Data records:
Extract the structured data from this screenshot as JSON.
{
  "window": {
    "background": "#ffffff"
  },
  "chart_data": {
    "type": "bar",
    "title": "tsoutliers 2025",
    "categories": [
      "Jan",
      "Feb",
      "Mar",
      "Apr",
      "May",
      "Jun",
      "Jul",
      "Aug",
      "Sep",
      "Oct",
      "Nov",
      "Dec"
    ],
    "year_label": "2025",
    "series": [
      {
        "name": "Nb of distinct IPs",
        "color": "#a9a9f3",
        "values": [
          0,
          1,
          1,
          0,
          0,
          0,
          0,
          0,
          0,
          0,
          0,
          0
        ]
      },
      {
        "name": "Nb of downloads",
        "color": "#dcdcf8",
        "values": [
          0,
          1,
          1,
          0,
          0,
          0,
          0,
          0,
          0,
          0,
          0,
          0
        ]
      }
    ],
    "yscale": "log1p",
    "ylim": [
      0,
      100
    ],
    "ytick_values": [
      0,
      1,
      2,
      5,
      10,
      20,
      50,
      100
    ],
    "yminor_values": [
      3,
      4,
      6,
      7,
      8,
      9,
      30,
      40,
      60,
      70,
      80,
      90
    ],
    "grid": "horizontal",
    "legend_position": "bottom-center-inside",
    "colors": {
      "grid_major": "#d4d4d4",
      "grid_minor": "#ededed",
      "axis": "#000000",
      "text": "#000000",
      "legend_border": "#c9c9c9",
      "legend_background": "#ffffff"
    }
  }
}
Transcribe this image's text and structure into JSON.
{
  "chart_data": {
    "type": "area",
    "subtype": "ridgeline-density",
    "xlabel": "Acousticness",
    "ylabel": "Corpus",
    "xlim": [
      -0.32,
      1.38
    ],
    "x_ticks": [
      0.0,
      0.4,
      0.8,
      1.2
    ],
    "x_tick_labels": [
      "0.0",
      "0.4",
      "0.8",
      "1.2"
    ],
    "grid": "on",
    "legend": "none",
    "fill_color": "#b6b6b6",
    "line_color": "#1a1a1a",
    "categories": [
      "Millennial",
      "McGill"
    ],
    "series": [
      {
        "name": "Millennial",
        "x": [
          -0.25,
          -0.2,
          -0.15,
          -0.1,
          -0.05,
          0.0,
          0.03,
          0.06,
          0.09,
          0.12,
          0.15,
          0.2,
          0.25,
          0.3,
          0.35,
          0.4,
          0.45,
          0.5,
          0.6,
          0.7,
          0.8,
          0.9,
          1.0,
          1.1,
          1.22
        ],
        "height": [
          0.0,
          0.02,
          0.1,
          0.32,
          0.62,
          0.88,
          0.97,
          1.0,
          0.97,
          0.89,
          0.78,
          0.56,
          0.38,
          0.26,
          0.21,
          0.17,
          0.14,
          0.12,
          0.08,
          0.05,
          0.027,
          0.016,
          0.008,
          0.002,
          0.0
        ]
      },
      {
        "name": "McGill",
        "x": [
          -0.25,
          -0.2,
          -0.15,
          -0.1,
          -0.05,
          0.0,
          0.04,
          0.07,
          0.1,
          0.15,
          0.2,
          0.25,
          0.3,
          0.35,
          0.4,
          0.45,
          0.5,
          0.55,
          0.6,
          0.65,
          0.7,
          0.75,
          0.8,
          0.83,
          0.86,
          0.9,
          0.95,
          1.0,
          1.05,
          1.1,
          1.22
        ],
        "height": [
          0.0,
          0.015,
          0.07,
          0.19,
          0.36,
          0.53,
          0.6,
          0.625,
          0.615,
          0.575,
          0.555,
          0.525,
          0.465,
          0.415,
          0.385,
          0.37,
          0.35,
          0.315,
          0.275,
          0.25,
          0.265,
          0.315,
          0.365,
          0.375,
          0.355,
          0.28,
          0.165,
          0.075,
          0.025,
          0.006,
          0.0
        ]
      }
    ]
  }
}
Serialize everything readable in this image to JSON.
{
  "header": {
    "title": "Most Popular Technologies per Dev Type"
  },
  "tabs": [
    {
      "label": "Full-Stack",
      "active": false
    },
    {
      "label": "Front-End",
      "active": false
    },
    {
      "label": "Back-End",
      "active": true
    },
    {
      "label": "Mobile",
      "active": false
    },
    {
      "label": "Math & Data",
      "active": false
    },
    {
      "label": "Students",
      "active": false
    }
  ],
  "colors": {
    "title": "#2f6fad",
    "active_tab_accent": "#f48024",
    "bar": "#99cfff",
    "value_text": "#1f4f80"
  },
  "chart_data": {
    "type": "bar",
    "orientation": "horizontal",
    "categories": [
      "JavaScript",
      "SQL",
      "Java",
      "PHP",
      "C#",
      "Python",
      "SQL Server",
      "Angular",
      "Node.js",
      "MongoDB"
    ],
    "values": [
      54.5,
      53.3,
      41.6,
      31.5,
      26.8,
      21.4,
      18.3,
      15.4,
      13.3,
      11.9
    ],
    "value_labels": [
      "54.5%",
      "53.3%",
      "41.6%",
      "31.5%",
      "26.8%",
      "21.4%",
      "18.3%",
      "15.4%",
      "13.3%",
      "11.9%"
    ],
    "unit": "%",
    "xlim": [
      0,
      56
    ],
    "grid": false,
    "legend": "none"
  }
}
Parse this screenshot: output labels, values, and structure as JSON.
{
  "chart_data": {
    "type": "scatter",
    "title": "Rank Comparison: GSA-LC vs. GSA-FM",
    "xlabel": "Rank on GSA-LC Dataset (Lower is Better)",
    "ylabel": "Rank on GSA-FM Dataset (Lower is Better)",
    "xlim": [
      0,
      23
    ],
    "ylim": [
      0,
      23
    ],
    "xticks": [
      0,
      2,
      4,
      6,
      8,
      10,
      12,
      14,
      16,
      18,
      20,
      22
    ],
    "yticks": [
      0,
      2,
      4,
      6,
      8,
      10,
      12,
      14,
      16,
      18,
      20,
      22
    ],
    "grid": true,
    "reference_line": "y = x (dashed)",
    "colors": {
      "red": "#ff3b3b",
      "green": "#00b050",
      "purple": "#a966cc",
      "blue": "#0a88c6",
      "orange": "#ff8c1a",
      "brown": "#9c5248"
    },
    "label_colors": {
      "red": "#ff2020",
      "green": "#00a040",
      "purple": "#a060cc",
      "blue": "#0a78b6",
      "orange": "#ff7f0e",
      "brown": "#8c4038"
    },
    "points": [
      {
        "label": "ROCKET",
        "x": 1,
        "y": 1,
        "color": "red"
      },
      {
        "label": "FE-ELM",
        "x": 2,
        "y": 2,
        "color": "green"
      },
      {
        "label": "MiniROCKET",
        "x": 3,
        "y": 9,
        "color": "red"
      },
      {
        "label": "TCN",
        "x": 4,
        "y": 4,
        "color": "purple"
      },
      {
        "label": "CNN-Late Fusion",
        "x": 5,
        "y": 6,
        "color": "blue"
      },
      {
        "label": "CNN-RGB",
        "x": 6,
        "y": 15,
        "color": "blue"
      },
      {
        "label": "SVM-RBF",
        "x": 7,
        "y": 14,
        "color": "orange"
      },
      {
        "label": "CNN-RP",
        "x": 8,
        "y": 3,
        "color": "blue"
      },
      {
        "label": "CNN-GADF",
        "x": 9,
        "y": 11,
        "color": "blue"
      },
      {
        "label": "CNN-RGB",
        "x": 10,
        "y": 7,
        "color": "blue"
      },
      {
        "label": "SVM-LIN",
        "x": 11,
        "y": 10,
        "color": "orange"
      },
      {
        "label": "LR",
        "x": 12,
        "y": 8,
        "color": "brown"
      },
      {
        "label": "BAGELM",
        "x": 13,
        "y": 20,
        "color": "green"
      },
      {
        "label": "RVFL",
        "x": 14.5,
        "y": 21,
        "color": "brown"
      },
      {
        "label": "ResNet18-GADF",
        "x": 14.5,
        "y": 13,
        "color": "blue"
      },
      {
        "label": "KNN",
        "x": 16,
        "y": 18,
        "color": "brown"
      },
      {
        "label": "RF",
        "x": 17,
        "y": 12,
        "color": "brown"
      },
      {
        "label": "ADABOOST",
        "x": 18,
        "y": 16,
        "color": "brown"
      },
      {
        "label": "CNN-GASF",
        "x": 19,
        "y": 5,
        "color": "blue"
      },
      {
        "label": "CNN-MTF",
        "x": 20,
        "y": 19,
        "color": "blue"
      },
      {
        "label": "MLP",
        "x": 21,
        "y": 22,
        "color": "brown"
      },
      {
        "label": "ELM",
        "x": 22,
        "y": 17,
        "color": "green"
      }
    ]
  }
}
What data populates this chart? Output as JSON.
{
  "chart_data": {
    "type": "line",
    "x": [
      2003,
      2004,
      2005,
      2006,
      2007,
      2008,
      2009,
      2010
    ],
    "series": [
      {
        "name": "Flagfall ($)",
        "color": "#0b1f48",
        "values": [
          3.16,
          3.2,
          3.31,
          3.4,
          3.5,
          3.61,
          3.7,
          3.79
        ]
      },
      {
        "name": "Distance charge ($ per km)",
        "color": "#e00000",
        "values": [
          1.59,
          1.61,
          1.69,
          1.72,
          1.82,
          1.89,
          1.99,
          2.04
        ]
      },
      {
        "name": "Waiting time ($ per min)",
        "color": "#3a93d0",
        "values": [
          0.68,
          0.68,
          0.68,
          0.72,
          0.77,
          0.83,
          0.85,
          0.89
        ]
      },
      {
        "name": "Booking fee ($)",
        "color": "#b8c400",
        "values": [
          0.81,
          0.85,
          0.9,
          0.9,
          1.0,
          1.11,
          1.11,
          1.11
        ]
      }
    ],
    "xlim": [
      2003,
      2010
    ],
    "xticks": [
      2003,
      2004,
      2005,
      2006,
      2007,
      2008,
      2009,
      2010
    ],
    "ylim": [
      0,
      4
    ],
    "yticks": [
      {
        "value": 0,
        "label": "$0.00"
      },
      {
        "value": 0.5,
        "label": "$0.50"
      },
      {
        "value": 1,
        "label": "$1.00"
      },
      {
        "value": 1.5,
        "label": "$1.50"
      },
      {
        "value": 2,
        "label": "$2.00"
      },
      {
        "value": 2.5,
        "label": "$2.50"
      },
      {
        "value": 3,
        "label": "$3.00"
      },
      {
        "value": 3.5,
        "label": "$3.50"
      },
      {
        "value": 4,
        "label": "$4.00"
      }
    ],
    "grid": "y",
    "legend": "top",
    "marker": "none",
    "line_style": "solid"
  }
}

● Description of the task: Extract every line of the records above that contains the word "none".

● Solution for this exercise:
    "legend": "none",
    "legend": "none"
    "marker": "none",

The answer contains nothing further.